▸ What needs to be done:
The listing below is to be output in its exact form.

▸ Extracted information:
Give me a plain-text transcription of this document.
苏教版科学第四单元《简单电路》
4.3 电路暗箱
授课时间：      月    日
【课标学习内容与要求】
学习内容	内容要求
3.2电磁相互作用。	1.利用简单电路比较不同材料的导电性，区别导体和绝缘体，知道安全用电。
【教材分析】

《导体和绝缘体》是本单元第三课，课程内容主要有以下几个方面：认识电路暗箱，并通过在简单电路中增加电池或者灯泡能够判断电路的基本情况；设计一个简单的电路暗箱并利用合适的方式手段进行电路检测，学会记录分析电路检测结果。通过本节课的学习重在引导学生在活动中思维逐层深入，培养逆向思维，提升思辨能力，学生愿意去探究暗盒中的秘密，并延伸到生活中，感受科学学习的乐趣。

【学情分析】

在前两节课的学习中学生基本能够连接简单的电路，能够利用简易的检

▸ The reply:
Give me a plain-text transcription of this document.
苏教版科学第四单元《简单电路》
4.3 电路暗箱
授课时间：      月    日
【课标学习内容与要求】
学习内容	内容要求
3.2电磁相互作用。	1.利用简单电路比较不同材料的导电性，区别导体和绝缘体，知道安全用电。
【教材分析】

《导体和绝缘体》是本单元第三课，课程内容主要有以下几个方面：认识电路暗箱，并通过在简单电路中增加电池或者灯泡能够判断电路的基本情况；设计一个简单的电路暗箱并利用合适的方式手段进行电路检测，学会记录分析电路检测结果。通过本节课的学习重在引导学生在活动中思维逐层深入，培养逆向思维，提升思辨能力，学生愿意去探究暗盒中的秘密，并延伸到生活中，感受科学学习的乐趣。

【学情分析】

在前两节课的学习中学生基本能够连接简单的电路，能够利用简易的检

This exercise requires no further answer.